# What is needed
Select the lines of the records containing the word "Simbolon" and list them.
__________________________________________________
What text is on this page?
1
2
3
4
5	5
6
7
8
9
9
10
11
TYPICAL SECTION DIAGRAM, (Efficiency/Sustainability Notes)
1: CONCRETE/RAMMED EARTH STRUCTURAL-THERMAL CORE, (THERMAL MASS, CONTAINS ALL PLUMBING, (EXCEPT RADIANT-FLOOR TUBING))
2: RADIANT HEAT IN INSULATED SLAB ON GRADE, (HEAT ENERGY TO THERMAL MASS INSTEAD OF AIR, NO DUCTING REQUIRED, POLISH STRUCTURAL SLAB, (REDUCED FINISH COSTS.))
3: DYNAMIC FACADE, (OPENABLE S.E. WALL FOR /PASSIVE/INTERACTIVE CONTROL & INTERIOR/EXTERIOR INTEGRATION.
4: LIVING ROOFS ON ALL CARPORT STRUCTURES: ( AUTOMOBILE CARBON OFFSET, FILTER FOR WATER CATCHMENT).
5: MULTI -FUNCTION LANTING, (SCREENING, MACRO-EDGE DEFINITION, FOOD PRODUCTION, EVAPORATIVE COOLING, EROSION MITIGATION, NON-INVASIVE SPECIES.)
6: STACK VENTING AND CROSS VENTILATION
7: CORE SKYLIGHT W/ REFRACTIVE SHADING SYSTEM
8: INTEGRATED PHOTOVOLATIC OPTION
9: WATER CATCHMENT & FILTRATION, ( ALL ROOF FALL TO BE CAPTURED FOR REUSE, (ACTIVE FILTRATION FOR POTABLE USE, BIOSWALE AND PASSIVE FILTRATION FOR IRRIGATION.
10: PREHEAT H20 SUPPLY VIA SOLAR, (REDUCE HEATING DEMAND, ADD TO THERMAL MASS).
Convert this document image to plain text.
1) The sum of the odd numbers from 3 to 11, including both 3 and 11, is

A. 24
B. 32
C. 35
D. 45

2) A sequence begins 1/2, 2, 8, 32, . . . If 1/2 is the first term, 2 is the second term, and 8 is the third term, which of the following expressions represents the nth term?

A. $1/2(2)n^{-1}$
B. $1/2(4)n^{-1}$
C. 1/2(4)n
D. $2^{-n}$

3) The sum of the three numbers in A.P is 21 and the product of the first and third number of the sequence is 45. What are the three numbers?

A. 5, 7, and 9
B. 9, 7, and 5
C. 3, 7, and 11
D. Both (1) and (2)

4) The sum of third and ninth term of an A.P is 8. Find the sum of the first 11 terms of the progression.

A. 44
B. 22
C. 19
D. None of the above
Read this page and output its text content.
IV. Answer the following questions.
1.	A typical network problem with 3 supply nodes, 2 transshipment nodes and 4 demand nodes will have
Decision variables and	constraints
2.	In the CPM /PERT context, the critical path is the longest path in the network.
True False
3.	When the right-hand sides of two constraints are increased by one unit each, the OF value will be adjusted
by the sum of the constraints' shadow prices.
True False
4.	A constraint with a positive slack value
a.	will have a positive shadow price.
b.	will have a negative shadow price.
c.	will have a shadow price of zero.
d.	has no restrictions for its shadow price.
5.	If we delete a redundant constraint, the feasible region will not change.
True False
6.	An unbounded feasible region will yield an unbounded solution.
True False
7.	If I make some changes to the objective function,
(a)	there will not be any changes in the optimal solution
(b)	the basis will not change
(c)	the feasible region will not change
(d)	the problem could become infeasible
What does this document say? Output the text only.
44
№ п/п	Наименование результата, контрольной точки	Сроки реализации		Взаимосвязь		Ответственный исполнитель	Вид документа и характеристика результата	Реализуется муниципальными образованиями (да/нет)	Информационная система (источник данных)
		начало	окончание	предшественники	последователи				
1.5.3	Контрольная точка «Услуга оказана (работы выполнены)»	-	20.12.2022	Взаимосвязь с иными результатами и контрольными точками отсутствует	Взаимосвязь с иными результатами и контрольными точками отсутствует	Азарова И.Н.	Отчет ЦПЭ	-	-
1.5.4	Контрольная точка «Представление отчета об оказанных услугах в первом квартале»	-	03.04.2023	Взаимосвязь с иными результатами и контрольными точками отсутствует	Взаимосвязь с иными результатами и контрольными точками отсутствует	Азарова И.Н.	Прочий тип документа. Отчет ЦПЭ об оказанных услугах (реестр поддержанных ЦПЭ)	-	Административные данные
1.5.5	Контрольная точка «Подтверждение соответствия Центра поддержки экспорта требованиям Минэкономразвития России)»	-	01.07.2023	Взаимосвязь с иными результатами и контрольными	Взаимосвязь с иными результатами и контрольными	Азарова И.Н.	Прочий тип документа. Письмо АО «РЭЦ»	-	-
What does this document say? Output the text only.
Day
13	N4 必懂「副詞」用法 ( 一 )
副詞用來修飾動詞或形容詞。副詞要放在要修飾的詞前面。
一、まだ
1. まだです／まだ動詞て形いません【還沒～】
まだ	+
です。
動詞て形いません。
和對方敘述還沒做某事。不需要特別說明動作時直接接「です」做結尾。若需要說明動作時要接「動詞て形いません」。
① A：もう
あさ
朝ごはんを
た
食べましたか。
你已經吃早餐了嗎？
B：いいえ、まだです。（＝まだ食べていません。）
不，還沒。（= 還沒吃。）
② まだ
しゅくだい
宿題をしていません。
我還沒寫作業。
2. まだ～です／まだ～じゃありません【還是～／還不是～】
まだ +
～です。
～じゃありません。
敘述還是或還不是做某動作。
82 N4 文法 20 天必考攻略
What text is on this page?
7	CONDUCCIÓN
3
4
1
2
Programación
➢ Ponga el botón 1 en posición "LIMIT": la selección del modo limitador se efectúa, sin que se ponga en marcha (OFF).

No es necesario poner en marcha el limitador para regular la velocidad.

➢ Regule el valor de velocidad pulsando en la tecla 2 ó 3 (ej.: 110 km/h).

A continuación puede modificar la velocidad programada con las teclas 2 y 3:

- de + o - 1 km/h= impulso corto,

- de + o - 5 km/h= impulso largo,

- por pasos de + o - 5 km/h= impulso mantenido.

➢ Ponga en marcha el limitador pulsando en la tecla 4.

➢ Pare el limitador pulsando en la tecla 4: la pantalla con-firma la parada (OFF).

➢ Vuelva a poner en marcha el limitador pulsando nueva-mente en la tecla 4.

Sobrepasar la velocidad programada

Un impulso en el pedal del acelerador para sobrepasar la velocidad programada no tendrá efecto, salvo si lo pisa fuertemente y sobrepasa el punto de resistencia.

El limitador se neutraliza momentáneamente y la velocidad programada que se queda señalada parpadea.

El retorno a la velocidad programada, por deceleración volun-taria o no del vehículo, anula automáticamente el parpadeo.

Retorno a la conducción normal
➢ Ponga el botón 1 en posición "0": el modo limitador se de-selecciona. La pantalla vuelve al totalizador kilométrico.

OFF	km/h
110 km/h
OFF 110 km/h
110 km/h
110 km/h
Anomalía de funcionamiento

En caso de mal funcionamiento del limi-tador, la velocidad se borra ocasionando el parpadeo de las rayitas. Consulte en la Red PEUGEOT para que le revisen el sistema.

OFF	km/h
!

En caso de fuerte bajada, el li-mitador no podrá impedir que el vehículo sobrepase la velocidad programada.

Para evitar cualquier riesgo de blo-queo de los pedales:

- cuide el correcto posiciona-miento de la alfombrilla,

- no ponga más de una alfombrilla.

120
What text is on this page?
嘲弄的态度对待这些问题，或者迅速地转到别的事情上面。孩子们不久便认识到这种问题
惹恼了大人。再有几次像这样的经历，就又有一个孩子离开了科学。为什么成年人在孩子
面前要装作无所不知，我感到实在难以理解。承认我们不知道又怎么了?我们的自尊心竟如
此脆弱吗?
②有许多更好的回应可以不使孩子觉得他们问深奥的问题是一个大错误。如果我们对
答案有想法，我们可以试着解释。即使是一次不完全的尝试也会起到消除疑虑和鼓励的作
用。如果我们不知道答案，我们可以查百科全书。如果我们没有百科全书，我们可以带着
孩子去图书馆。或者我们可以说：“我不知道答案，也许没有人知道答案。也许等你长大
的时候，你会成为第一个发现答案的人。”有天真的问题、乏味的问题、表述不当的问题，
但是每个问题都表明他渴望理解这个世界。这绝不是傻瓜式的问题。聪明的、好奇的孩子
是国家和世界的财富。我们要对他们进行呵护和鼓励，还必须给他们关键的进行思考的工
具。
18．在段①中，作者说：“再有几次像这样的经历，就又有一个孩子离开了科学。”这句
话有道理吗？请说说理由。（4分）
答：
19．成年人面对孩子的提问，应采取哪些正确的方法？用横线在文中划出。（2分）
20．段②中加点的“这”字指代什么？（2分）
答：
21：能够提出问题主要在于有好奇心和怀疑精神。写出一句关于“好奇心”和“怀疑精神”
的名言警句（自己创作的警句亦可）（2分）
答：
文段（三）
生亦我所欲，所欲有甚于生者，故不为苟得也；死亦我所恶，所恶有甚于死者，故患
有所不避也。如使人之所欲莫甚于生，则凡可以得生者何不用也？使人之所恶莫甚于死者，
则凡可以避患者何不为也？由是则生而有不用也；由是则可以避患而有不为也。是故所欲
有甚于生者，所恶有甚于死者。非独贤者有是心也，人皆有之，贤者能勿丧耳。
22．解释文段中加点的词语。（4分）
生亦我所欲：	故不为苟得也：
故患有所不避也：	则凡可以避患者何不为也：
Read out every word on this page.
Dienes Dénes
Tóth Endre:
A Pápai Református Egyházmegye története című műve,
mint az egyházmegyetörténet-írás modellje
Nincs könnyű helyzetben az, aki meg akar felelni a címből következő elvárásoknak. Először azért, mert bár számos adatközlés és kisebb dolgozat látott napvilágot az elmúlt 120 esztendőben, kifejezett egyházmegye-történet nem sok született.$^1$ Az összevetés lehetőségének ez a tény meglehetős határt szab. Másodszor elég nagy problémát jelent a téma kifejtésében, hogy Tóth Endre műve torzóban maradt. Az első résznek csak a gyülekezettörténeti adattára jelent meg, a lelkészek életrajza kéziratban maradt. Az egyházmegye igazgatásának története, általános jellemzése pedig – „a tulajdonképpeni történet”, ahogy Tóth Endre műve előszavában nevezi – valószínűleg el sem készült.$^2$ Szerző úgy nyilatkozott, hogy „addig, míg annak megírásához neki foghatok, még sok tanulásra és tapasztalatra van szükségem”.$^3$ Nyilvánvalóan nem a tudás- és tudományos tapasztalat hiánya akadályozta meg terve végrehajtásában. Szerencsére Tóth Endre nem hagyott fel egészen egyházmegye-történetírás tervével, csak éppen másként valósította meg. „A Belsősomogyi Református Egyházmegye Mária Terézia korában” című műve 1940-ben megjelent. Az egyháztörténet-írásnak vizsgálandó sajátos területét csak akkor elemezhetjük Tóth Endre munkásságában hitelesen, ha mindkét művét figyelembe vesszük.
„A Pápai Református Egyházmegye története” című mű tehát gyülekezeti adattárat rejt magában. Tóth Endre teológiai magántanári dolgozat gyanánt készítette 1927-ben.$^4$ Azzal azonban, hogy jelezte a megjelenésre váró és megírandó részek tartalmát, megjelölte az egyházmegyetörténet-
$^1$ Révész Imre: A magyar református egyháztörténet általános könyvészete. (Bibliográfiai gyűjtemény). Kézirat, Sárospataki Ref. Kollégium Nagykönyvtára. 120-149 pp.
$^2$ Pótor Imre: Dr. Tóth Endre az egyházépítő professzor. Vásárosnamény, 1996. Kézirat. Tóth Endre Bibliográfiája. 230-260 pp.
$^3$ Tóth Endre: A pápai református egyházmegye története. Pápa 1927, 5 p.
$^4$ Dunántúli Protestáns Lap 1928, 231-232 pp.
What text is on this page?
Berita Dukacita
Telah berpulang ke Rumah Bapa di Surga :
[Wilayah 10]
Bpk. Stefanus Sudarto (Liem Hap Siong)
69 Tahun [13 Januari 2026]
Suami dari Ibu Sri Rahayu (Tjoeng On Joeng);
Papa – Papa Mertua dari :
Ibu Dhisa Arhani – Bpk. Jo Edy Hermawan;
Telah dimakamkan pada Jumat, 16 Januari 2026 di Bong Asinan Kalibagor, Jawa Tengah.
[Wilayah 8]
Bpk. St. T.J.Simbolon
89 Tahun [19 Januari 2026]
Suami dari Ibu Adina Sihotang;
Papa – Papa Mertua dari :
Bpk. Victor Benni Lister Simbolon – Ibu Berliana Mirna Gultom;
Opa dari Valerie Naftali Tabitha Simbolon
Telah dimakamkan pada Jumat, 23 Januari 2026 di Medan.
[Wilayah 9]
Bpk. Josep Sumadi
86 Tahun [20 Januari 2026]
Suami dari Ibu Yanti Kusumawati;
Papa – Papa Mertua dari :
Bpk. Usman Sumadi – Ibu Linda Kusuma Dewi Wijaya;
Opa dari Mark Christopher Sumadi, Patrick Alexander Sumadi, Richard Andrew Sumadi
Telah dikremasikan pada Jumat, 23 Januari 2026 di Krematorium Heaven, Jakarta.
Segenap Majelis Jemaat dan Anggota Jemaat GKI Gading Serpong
__________________________________________________
# Exercise response
Bpk. St. T.J.Simbolon
Bpk. Victor Benni Lister Simbolon – Ibu Berliana Mirna Gultom;
Opa dari Valerie Naftali Tabitha Simbolon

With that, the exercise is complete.